**Written task**: Find every line in the records that holds the string "доступа". Copy each one.

****

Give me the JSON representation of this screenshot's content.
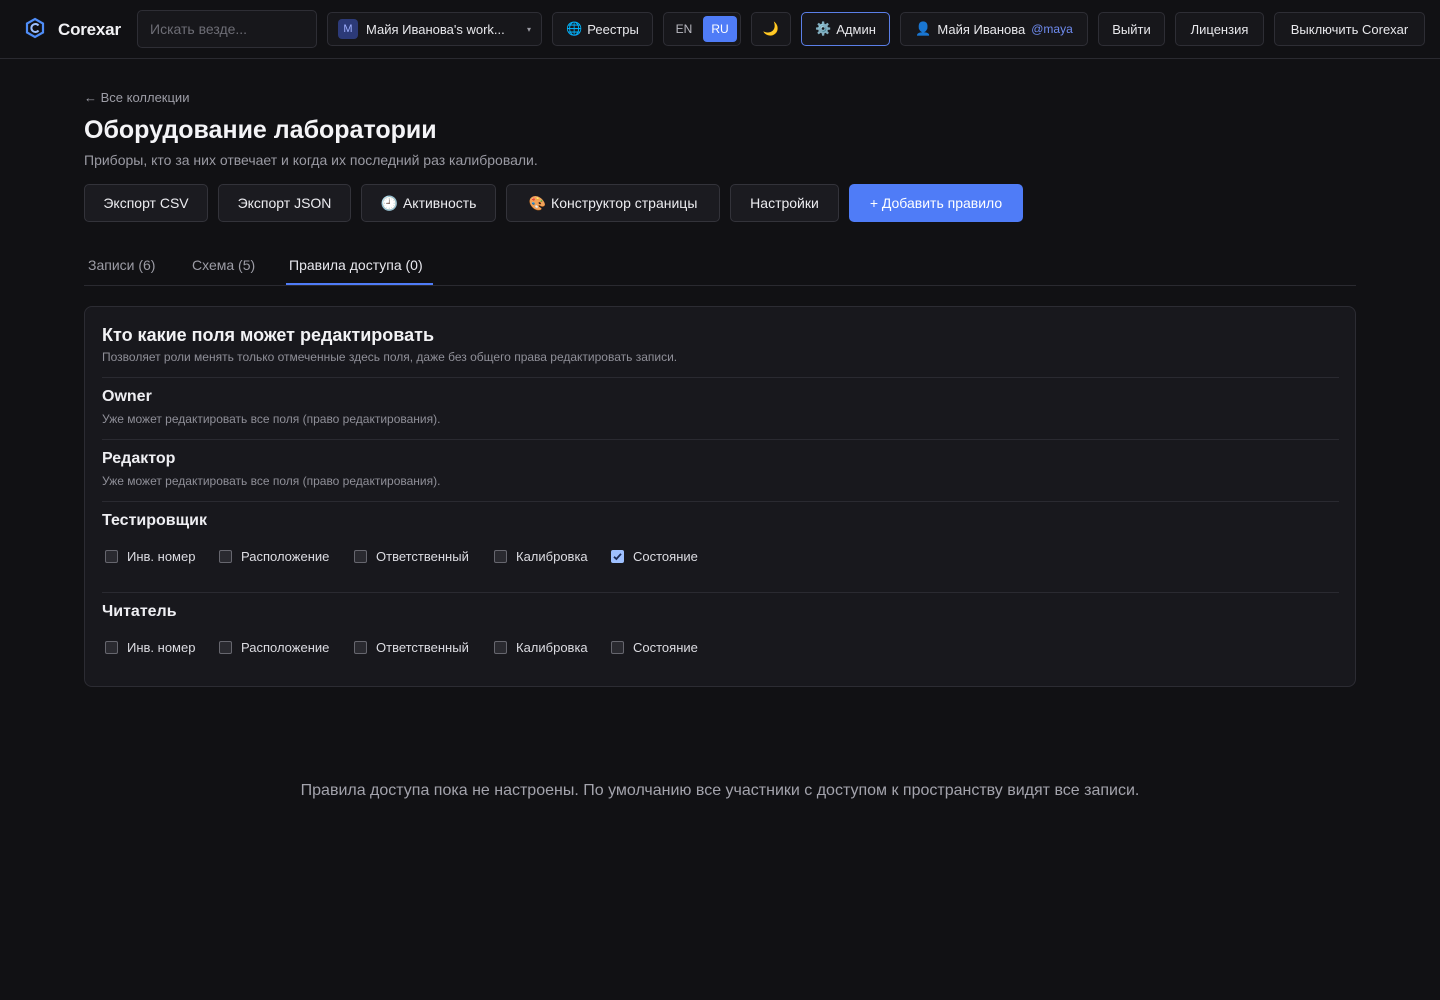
{
  "topbar": {
    "brand": "Corexar",
    "search_placeholder": "Искать везде...",
    "workspace": {
      "avatar": "M",
      "label": "Майя Иванова's work...",
      "caret": "▾"
    },
    "registries": {
      "icon": "globe-icon",
      "glyph": "🌐",
      "label": "Реестры"
    },
    "lang": {
      "en": "EN",
      "ru": "RU",
      "active": "RU"
    },
    "theme": {
      "icon": "moon-icon",
      "glyph": "🌙"
    },
    "admin": {
      "icon": "gear-icon",
      "glyph": "⚙️",
      "label": "Админ"
    },
    "user": {
      "icon": "user-icon",
      "glyph": "👤",
      "name": "Майя Иванова",
      "handle": "@maya"
    },
    "logout": "Выйти",
    "license": "Лицензия",
    "disable": "Выключить Corexar"
  },
  "header": {
    "back": "← Все коллекции",
    "title": "Оборудование лаборатории",
    "subtitle": "Приборы, кто за них отвечает и когда их последний раз калибровали."
  },
  "actions": {
    "export_csv": "Экспорт CSV",
    "export_json": "Экспорт JSON",
    "activity": {
      "icon": "clock-icon",
      "glyph": "🕘",
      "label": "Активность"
    },
    "page_builder": {
      "icon": "palette-icon",
      "glyph": "🎨",
      "label": "Конструктор страницы"
    },
    "settings": "Настройки",
    "add_rule": "+ Добавить правило"
  },
  "tabs": [
    {
      "label": "Записи (6)"
    },
    {
      "label": "Схема (5)"
    },
    {
      "label": "Правила доступа (0)",
      "active": true
    }
  ],
  "field_permissions": {
    "title": "Кто какие поля может редактировать",
    "description": "Позволяет роли менять только отмеченные здесь поля, даже без общего права редактировать записи.",
    "roles": [
      {
        "name": "Owner",
        "note": "Уже может редактировать все поля (право редактирования)."
      },
      {
        "name": "Редактор",
        "note": "Уже может редактировать все поля (право редактирования)."
      },
      {
        "name": "Тестировщик",
        "fields": [
          {
            "label": "Инв. номер",
            "checked": false
          },
          {
            "label": "Расположение",
            "checked": false
          },
          {
            "label": "Ответственный",
            "checked": false
          },
          {
            "label": "Калибровка",
            "checked": false
          },
          {
            "label": "Состояние",
            "checked": true
          }
        ]
      },
      {
        "name": "Читатель",
        "fields": [
          {
            "label": "Инв. номер",
            "checked": false
          },
          {
            "label": "Расположение",
            "checked": false
          },
          {
            "label": "Ответственный",
            "checked": false
          },
          {
            "label": "Калибровка",
            "checked": false
          },
          {
            "label": "Состояние",
            "checked": false
          }
        ]
      }
    ]
  },
  "empty_state": "Правила доступа пока не настроены. По умолчанию все участники с доступом к пространству видят все записи.",
  "colors": {
    "accent": "#4f7cf7",
    "background": "#111114",
    "card": "#18181d",
    "checked": "#9ec0ff"
  }
}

****

**The answer**:
      "label": "Правила доступа (0)",
  "empty_state": "Правила доступа пока не настроены. По умолчанию все участники с доступом к пространству видят все записи.",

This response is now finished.